[Visual layout annotation data]
━━━━━━

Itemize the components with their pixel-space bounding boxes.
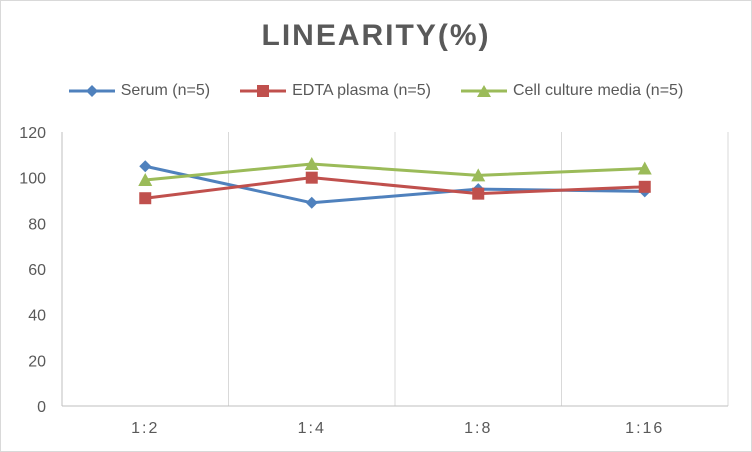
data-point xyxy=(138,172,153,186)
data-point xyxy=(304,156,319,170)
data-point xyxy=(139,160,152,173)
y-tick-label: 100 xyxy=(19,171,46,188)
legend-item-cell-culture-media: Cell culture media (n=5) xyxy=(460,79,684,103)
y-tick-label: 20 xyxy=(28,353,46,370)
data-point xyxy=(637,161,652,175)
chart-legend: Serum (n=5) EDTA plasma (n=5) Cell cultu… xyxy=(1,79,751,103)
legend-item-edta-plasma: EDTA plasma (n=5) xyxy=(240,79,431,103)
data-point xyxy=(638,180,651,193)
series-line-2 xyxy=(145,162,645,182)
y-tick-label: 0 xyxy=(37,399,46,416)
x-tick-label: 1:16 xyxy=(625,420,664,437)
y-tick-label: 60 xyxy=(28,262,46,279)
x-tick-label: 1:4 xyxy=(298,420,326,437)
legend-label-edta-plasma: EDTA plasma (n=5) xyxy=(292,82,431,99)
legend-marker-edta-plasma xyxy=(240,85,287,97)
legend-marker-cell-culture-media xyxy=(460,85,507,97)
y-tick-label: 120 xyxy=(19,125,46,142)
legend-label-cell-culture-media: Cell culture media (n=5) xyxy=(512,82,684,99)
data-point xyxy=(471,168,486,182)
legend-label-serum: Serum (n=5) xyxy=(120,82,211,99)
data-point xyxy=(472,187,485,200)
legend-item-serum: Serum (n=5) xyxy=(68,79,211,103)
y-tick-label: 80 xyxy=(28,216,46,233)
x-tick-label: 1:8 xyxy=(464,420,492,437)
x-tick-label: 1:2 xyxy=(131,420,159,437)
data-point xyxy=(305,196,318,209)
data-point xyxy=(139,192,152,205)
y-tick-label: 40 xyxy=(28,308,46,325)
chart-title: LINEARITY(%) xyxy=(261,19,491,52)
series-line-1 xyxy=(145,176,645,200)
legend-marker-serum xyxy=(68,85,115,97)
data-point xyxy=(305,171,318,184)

━━━━━━

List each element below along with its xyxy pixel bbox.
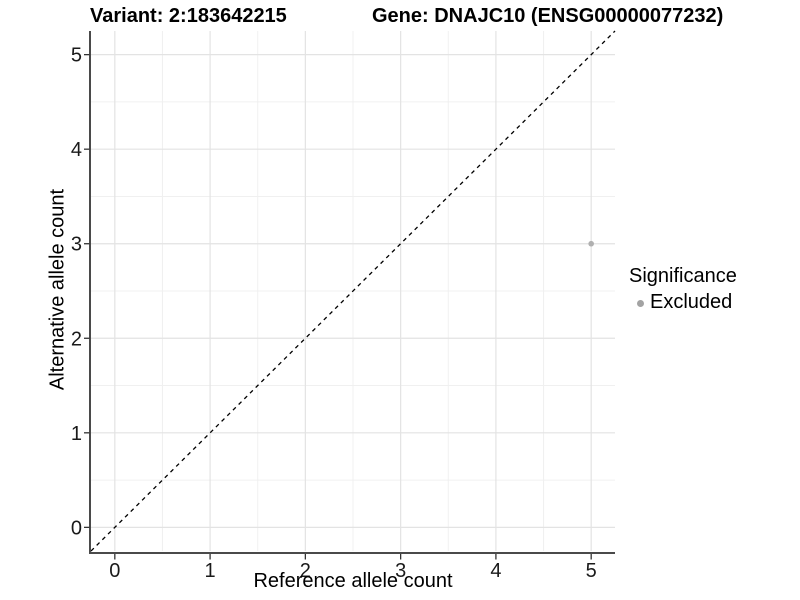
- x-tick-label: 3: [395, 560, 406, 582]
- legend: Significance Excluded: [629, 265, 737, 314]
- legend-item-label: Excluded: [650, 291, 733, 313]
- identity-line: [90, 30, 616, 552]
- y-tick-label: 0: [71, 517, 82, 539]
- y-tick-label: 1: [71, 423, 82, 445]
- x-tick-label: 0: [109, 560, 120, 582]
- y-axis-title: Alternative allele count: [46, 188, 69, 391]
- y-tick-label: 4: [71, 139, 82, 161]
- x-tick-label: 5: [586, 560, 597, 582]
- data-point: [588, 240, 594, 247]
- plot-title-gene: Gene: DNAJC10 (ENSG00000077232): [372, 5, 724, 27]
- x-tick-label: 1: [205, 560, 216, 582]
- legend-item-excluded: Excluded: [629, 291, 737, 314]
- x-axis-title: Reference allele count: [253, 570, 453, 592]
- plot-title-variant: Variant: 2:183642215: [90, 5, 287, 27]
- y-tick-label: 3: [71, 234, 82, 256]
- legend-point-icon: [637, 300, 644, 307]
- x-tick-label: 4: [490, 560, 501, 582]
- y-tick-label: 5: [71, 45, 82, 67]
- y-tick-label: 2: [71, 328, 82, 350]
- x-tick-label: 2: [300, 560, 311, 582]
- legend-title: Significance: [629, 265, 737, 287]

━━━━━━

PROBLEM:
Pull out the data lines starting with the line with "- x-tick-label: 3: [395, 560, 406, 582]" and going on through the line with "- y-tick-label: 1: [71, 423, 82, 445]", and reproduce them word for word.

CORRECT OUTPUT:
- x-tick-label: 3: [395, 560, 406, 582]
- legend: Significance Excluded: [629, 265, 737, 314]
- legend-item-label: Excluded: [650, 291, 733, 313]
- identity-line: [90, 30, 616, 552]
- y-tick-label: 0: [71, 517, 82, 539]
- y-tick-label: 1: [71, 423, 82, 445]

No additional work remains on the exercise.